**Given problem**.
Extract the complete listing and repeat it word for word.

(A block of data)

Start

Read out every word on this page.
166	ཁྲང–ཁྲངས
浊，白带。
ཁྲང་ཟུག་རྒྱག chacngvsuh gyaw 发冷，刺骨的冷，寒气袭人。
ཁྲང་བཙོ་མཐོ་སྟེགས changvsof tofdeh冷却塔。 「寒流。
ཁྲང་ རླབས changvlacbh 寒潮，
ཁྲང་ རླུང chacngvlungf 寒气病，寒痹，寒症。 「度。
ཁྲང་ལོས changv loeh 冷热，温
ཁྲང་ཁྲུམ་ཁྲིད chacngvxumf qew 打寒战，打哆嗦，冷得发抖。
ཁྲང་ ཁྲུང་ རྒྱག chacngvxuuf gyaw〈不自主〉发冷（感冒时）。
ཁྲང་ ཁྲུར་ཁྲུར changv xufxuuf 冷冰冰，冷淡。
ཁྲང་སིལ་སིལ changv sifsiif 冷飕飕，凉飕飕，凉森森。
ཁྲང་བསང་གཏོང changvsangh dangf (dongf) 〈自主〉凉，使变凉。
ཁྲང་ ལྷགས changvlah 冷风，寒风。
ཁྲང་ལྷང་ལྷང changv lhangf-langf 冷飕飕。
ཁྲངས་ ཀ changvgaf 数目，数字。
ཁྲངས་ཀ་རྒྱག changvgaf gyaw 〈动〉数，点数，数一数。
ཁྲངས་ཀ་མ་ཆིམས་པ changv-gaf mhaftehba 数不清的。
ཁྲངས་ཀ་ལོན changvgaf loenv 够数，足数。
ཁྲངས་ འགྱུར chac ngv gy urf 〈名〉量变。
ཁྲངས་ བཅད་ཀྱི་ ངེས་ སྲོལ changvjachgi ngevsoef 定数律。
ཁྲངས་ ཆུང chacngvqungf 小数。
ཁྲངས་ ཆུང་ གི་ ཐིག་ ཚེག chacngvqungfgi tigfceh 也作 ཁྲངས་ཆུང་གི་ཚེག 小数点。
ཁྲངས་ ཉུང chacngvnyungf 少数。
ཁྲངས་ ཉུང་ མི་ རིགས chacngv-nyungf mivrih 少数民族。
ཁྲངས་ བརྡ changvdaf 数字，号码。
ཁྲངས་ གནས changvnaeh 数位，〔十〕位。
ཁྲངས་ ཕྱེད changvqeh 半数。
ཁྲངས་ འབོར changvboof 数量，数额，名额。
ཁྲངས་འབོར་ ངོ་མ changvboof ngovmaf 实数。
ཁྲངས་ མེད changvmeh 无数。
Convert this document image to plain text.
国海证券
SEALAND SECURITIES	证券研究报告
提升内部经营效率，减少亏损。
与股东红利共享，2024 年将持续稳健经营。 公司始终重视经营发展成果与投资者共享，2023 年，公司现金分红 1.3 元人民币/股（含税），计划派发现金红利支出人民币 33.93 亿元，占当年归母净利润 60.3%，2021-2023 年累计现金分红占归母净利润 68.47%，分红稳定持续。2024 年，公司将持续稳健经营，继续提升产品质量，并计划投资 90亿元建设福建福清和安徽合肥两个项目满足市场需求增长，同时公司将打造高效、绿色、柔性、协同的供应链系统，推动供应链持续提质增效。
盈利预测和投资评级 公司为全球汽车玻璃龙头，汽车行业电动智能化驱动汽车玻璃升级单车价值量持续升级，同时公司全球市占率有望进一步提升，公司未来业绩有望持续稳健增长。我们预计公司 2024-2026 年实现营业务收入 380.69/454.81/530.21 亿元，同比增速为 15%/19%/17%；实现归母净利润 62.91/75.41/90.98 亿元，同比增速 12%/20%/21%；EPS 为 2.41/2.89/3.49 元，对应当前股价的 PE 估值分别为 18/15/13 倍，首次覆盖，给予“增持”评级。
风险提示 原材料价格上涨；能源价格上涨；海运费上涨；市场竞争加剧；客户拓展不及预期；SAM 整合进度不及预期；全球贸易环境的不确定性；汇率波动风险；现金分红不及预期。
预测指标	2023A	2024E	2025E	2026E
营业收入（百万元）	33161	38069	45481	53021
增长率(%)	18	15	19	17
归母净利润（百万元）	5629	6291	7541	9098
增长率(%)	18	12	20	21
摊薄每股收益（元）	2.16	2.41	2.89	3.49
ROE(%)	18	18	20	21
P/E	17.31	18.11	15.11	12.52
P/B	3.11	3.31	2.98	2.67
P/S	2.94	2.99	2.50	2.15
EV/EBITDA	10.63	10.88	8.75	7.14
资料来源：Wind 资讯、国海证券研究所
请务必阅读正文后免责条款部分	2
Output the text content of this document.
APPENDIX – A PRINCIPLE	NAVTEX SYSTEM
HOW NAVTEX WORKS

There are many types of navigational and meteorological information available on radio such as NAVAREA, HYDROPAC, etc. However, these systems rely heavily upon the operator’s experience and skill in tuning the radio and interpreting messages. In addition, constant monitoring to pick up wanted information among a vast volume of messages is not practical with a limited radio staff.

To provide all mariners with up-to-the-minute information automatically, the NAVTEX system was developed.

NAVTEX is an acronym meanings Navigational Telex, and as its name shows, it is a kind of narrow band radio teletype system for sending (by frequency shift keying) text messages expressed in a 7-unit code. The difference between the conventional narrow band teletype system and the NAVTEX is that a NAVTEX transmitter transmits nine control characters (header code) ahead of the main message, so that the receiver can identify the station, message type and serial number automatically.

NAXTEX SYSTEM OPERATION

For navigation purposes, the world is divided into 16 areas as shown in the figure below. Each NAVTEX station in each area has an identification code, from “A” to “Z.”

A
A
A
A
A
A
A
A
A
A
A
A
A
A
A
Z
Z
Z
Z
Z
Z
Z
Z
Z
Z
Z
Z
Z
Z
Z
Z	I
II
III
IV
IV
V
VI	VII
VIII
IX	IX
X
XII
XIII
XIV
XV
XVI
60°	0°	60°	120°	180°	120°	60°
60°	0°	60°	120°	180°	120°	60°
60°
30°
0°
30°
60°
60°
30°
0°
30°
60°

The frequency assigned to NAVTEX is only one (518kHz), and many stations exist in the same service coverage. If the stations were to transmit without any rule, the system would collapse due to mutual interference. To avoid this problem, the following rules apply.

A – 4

End

**Solution to this problem**.
Read out every word on this page.
166	ཁྲང–ཁྲངས
浊，白带。
ཁྲང་ཟུག་རྒྱག chacngvsuh gyaw 发冷，刺骨的冷，寒气袭人。
ཁྲང་བཙོ་མཐོ་སྟེགས changvsof tofdeh冷却塔。 「寒流。
ཁྲང་ རླབས changvlacbh 寒潮，
ཁྲང་ རླུང chacngvlungf 寒气病，寒痹，寒症。 「度。
ཁྲང་ལོས changv loeh 冷热，温
ཁྲང་ཁྲུམ་ཁྲིད chacngvxumf qew 打寒战，打哆嗦，冷得发抖。
ཁྲང་ ཁྲུང་ རྒྱག chacngvxuuf gyaw〈不自主〉发冷（感冒时）。
ཁྲང་ ཁྲུར་ཁྲུར changv xufxuuf 冷冰冰，冷淡。
ཁྲང་སིལ་སིལ changv sifsiif 冷飕飕，凉飕飕，凉森森。
ཁྲང་བསང་གཏོང changvsangh dangf (dongf) 〈自主〉凉，使变凉。
ཁྲང་ ལྷགས changvlah 冷风，寒风。
ཁྲང་ལྷང་ལྷང changv lhangf-langf 冷飕飕。
ཁྲངས་ ཀ changvgaf 数目，数字。
ཁྲངས་ཀ་རྒྱག changvgaf gyaw 〈动〉数，点数，数一数。
ཁྲངས་ཀ་མ་ཆིམས་པ changv-gaf mhaftehba 数不清的。
ཁྲངས་ཀ་ལོན changvgaf loenv 够数，足数。
ཁྲངས་ འགྱུར chac ngv gy urf 〈名〉量变。
ཁྲངས་ བཅད་ཀྱི་ ངེས་ སྲོལ changvjachgi ngevsoef 定数律。
ཁྲངས་ ཆུང chacngvqungf 小数。
ཁྲངས་ ཆུང་ གི་ ཐིག་ ཚེག chacngvqungfgi tigfceh 也作 ཁྲངས་ཆུང་གི་ཚེག 小数点。
ཁྲངས་ ཉུང chacngvnyungf 少数。
ཁྲངས་ ཉུང་ མི་ རིགས chacngv-nyungf mivrih 少数民族。
ཁྲངས་ བརྡ changvdaf 数字，号码。
ཁྲངས་ གནས changvnaeh 数位，〔十〕位。
ཁྲངས་ ཕྱེད changvqeh 半数。
ཁྲངས་ འབོར changvboof 数量，数额，名额。
ཁྲངས་འབོར་ ངོ་མ changvboof ngovmaf 实数。
ཁྲངས་ མེད changvmeh 无数。
Convert this document image to plain text.
国海证券
SEALAND SECURITIES	证券研究报告
提升内部经营效率，减少亏损。
与股东红利共享，2024 年将持续稳健经营。 公司始终重视经营发展成果与投资者共享，2023 年，公司现金分红 1.3 元人民币/股（含税），计划派发现金红利支出人民币 33.93 亿元，占当年归母净利润 60.3%，2021-2023 年累计现金分红占归母净利润 68.47%，分红稳定持续。2024 年，公司将持续稳健经营，继续提升产品质量，并计划投资 90亿元建设福建福清和安徽合肥两个项目满足市场需求增长，同时公司将打造高效、绿色、柔性、协同的供应链系统，推动供应链持续提质增效。
盈利预测和投资评级 公司为全球汽车玻璃龙头，汽车行业电动智能化驱动汽车玻璃升级单车价值量持续升级，同时公司全球市占率有望进一步提升，公司未来业绩有望持续稳健增长。我们预计公司 2024-2026 年实现营业务收入 380.69/454.81/530.21 亿元，同比增速为 15%/19%/17%；实现归母净利润 62.91/75.41/90.98 亿元，同比增速 12%/20%/21%；EPS 为 2.41/2.89/3.49 元，对应当前股价的 PE 估值分别为 18/15/13 倍，首次覆盖，给予“增持”评级。
风险提示 原材料价格上涨；能源价格上涨；海运费上涨；市场竞争加剧；客户拓展不及预期；SAM 整合进度不及预期；全球贸易环境的不确定性；汇率波动风险；现金分红不及预期。
预测指标	2023A	2024E	2025E	2026E
营业收入（百万元）	33161	38069	45481	53021
增长率(%)	18	15	19	17
归母净利润（百万元）	5629	6291	7541	9098
增长率(%)	18	12	20	21
摊薄每股收益（元）	2.16	2.41	2.89	3.49
ROE(%)	18	18	20	21
P/E	17.31	18.11	15.11	12.52
P/B	3.11	3.31	2.98	2.67
P/S	2.94	2.99	2.50	2.15
EV/EBITDA	10.63	10.88	8.75	7.14
资料来源：Wind 资讯、国海证券研究所
请务必阅读正文后免责条款部分	2
Output the text content of this document.
APPENDIX – A PRINCIPLE	NAVTEX SYSTEM
HOW NAVTEX WORKS

There are many types of navigational and meteorological information available on radio such as NAVAREA, HYDROPAC, etc. However, these systems rely heavily upon the operator’s experience and skill in tuning the radio and interpreting messages. In addition, constant monitoring to pick up wanted information among a vast volume of messages is not practical with a limited radio staff.

To provide all mariners with up-to-the-minute information automatically, the NAVTEX system was developed.

NAVTEX is an acronym meanings Navigational Telex, and as its name shows, it is a kind of narrow band radio teletype system for sending (by frequency shift keying) text messages expressed in a 7-unit code. The difference between the conventional narrow band teletype system and the NAVTEX is that a NAVTEX transmitter transmits nine control characters (header code) ahead of the main message, so that the receiver can identify the station, message type and serial number automatically.

NAXTEX SYSTEM OPERATION

For navigation purposes, the world is divided into 16 areas as shown in the figure below. Each NAVTEX station in each area has an identification code, from “A” to “Z.”

A
A
A
A
A
A
A
A
A
A
A
A
A
A
A
Z
Z
Z
Z
Z
Z
Z
Z
Z
Z
Z
Z
Z
Z
Z
Z	I
II
III
IV
IV
V
VI	VII
VIII
IX	IX
X
XII
XIII
XIV
XV
XVI
60°	0°	60°	120°	180°	120°	60°
60°	0°	60°	120°	180°	120°	60°
60°
30°
0°
30°
60°
60°
30°
0°
30°
60°

The frequency assigned to NAVTEX is only one (518kHz), and many stations exist in the same service coverage. If the stations were to transmit without any rule, the system would collapse due to mutual interference. To avoid this problem, the following rules apply.

A – 4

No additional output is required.